** start of Supplied entries **

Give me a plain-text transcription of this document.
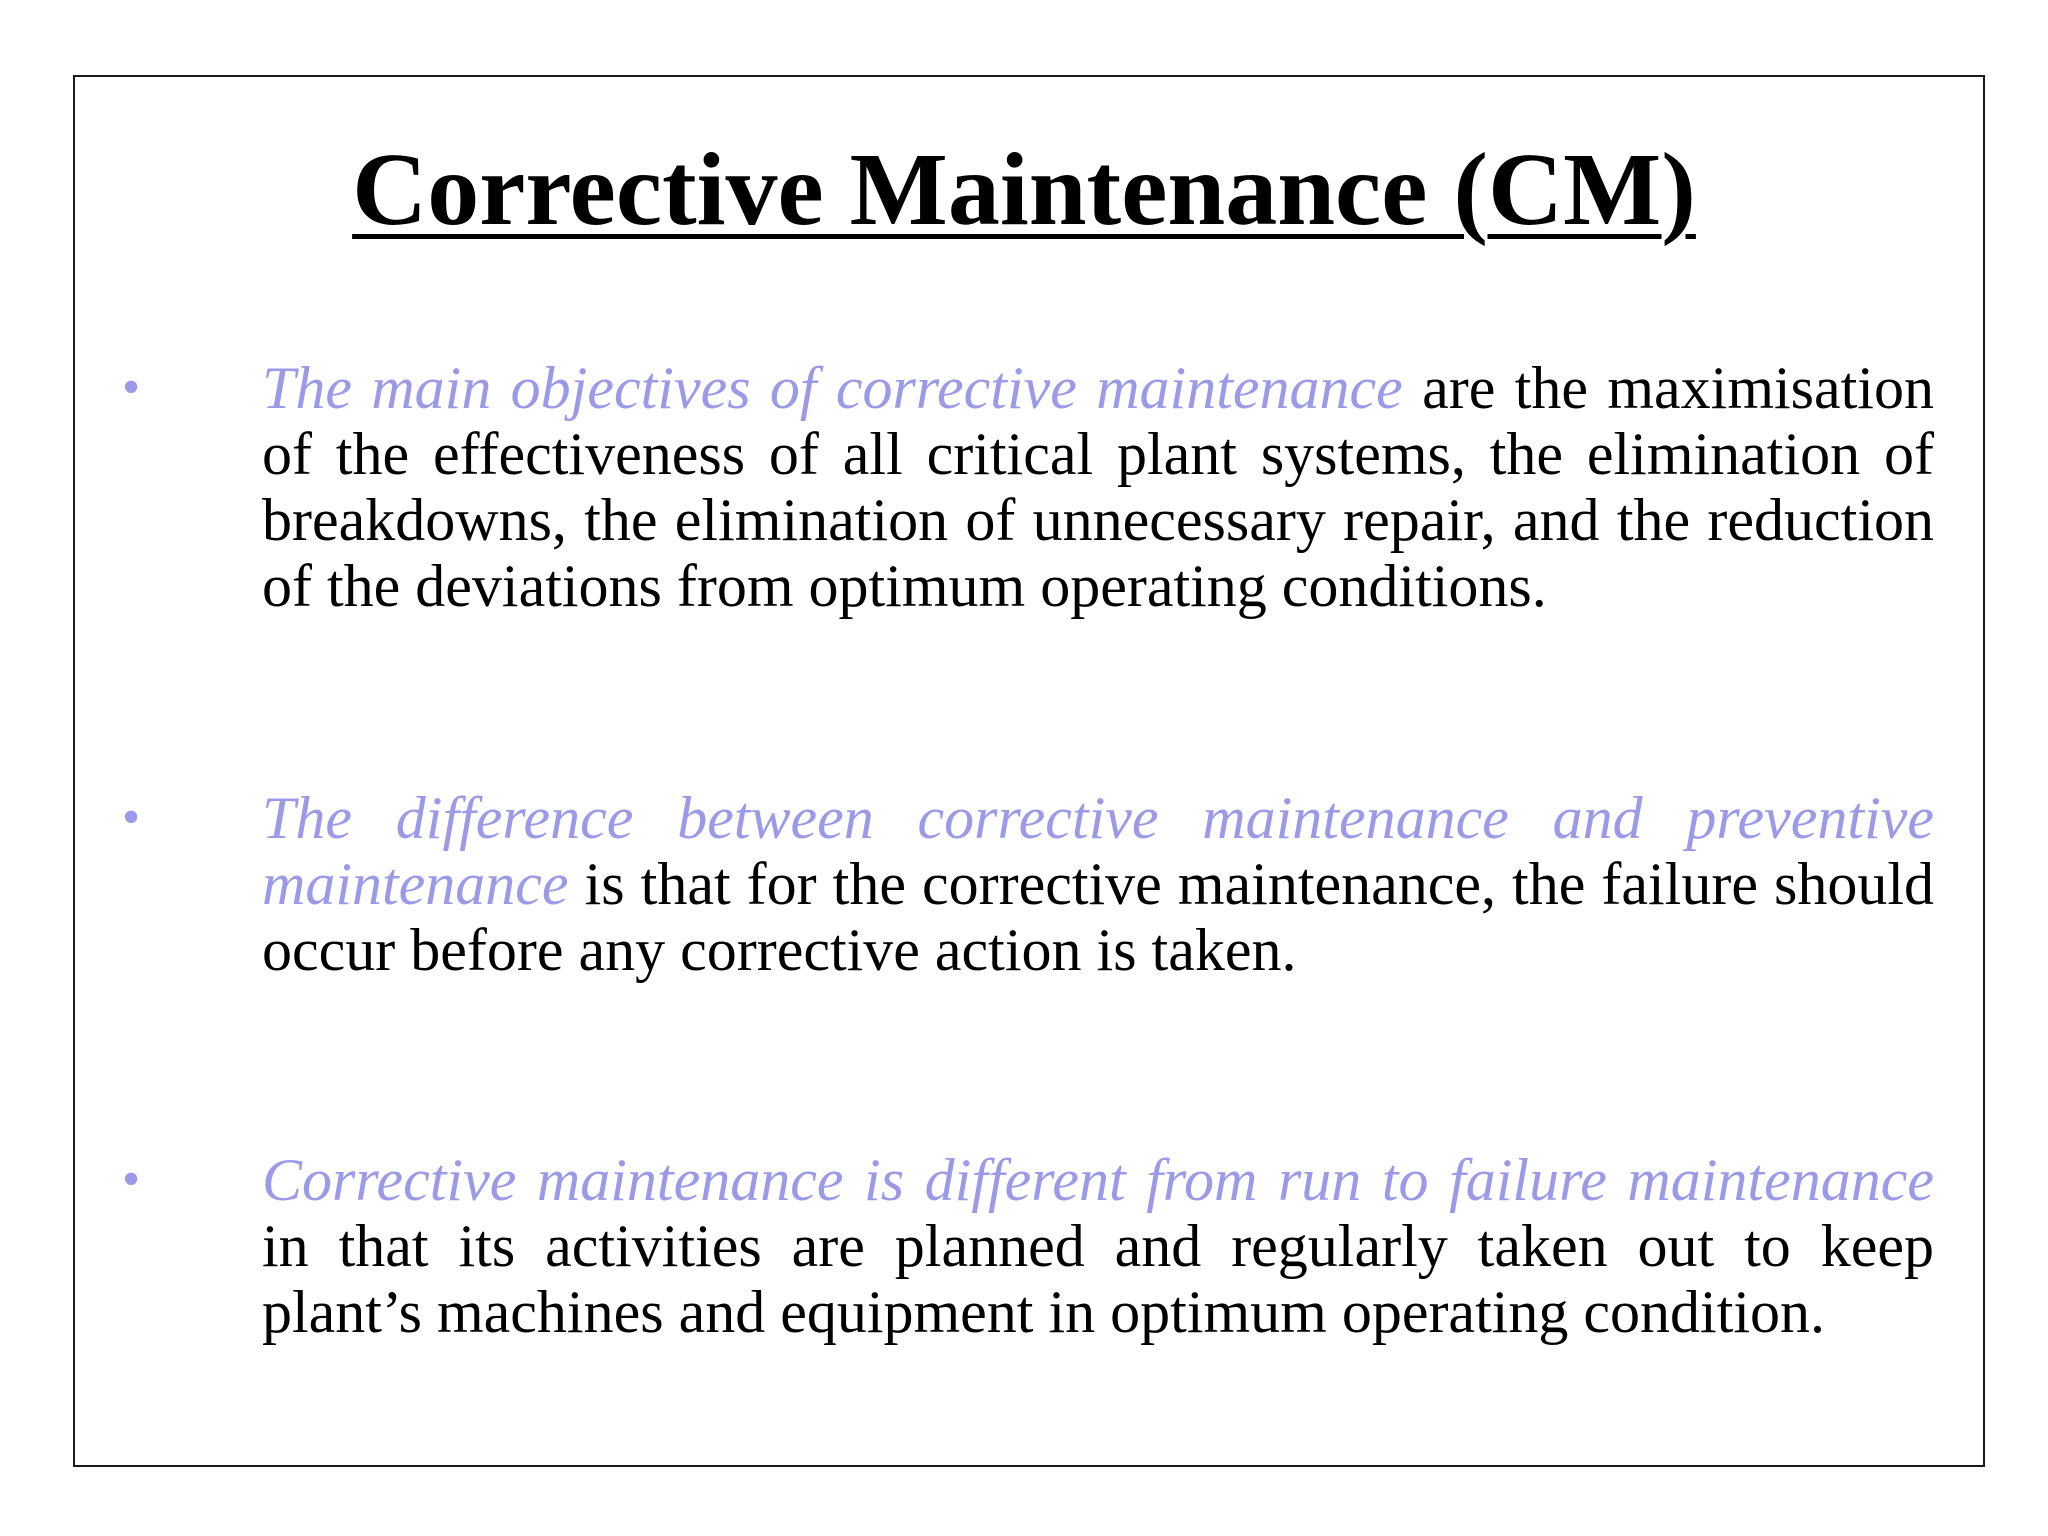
Corrective Maintenance (CM)
• The main objectives of corrective maintenance are the maximisation of the effectiveness of all critical plant systems, the elimination of breakdowns, the elimination of unnecessary repair, and the reduction of the deviations from optimum operating conditions.
• The difference between corrective maintenance and preventive maintenance is that for the corrective maintenance, the failure should occur before any corrective action is taken.
• Corrective maintenance is different from run to failure maintenance in that its activities are planned and regularly taken out to keep plant’s machines and equipment in optimum operating condition.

** end of Supplied entries **

● Exercise
Filter the entries down to the lines with the word "operating" in them.

● Exercise response
• The main objectives of corrective maintenance are the maximisation of the effectiveness of all critical plant systems, the elimination of breakdowns, the elimination of unnecessary repair, and the reduction of the deviations from optimum operating conditions.
• Corrective maintenance is different from run to failure maintenance in that its activities are planned and regularly taken out to keep plant’s machines and equipment in optimum operating condition.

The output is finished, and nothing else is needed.